====== Data for the task

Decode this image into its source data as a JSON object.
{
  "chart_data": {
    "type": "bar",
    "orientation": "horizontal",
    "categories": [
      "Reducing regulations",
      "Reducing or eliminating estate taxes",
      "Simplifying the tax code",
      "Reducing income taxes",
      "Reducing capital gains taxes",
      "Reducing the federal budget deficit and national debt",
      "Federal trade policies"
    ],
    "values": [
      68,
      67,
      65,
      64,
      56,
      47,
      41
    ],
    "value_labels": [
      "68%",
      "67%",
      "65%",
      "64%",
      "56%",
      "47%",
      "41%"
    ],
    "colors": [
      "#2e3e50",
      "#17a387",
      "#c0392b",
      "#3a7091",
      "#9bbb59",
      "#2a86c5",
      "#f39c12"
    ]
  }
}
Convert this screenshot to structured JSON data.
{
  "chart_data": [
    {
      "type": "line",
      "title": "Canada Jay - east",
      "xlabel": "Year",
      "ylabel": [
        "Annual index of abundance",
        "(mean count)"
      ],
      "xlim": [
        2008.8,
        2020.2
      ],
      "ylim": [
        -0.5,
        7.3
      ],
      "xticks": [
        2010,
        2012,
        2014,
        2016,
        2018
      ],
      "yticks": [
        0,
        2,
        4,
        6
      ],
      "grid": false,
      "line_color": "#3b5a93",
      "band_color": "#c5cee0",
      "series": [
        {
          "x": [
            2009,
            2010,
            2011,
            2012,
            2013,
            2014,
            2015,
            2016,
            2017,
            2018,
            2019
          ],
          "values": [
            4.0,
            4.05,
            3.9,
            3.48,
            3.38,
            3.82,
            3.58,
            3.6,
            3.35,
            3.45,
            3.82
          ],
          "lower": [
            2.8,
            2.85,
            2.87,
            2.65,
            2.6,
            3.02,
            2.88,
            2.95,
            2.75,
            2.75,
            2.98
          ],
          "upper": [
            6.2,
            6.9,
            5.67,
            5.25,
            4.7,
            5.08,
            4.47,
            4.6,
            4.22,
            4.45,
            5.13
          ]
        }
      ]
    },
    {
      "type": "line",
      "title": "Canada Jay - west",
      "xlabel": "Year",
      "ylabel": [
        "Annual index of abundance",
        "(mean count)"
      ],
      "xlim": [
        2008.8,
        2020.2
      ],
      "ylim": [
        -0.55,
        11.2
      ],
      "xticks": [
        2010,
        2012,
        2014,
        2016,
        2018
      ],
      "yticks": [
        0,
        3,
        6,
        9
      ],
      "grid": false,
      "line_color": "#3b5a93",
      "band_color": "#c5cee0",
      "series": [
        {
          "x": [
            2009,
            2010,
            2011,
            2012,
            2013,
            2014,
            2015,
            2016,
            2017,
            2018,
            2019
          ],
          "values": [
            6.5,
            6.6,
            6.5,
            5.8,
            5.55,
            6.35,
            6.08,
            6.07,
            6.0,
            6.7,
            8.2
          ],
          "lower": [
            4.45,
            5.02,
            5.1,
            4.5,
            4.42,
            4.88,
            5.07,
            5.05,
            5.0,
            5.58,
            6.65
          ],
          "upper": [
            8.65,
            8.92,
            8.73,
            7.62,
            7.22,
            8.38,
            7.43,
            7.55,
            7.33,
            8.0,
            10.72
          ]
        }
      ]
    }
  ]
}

============

▸ **Exercise goal**
The records above are to be repeated exactly, in their entirety.

▸ **Solved exercise**
Decode this image into its source data as a JSON object.
{
  "chart_data": {
    "type": "bar",
    "orientation": "horizontal",
    "categories": [
      "Reducing regulations",
      "Reducing or eliminating estate taxes",
      "Simplifying the tax code",
      "Reducing income taxes",
      "Reducing capital gains taxes",
      "Reducing the federal budget deficit and national debt",
      "Federal trade policies"
    ],
    "values": [
      68,
      67,
      65,
      64,
      56,
      47,
      41
    ],
    "value_labels": [
      "68%",
      "67%",
      "65%",
      "64%",
      "56%",
      "47%",
      "41%"
    ],
    "colors": [
      "#2e3e50",
      "#17a387",
      "#c0392b",
      "#3a7091",
      "#9bbb59",
      "#2a86c5",
      "#f39c12"
    ]
  }
}
Convert this screenshot to structured JSON data.
{
  "chart_data": [
    {
      "type": "line",
      "title": "Canada Jay - east",
      "xlabel": "Year",
      "ylabel": [
        "Annual index of abundance",
        "(mean count)"
      ],
      "xlim": [
        2008.8,
        2020.2
      ],
      "ylim": [
        -0.5,
        7.3
      ],
      "xticks": [
        2010,
        2012,
        2014,
        2016,
        2018
      ],
      "yticks": [
        0,
        2,
        4,
        6
      ],
      "grid": false,
      "line_color": "#3b5a93",
      "band_color": "#c5cee0",
      "series": [
        {
          "x": [
            2009,
            2010,
            2011,
            2012,
            2013,
            2014,
            2015,
            2016,
            2017,
            2018,
            2019
          ],
          "values": [
            4.0,
            4.05,
            3.9,
            3.48,
            3.38,
            3.82,
            3.58,
            3.6,
            3.35,
            3.45,
            3.82
          ],
          "lower": [
            2.8,
            2.85,
            2.87,
            2.65,
            2.6,
            3.02,
            2.88,
            2.95,
            2.75,
            2.75,
            2.98
          ],
          "upper": [
            6.2,
            6.9,
            5.67,
            5.25,
            4.7,
            5.08,
            4.47,
            4.6,
            4.22,
            4.45,
            5.13
          ]
        }
      ]
    },
    {
      "type": "line",
      "title": "Canada Jay - west",
      "xlabel": "Year",
      "ylabel": [
        "Annual index of abundance",
        "(mean count)"
      ],
      "xlim": [
        2008.8,
        2020.2
      ],
      "ylim": [
        -0.55,
        11.2
      ],
      "xticks": [
        2010,
        2012,
        2014,
        2016,
        2018
      ],
      "yticks": [
        0,
        3,
        6,
        9
      ],
      "grid": false,
      "line_color": "#3b5a93",
      "band_color": "#c5cee0",
      "series": [
        {
          "x": [
            2009,
            2010,
            2011,
            2012,
            2013,
            2014,
            2015,
            2016,
            2017,
            2018,
            2019
          ],
          "values": [
            6.5,
            6.6,
            6.5,
            5.8,
            5.55,
            6.35,
            6.08,
            6.07,
            6.0,
            6.7,
            8.2
          ],
          "lower": [
            4.45,
            5.02,
            5.1,
            4.5,
            4.42,
            4.88,
            5.07,
            5.05,
            5.0,
            5.58,
            6.65
          ],
          "upper": [
            8.65,
            8.92,
            8.73,
            7.62,
            7.22,
            8.38,
            7.43,
            7.55,
            7.33,
            8.0,
            10.72
          ]
        }
      ]
    }
  ]
}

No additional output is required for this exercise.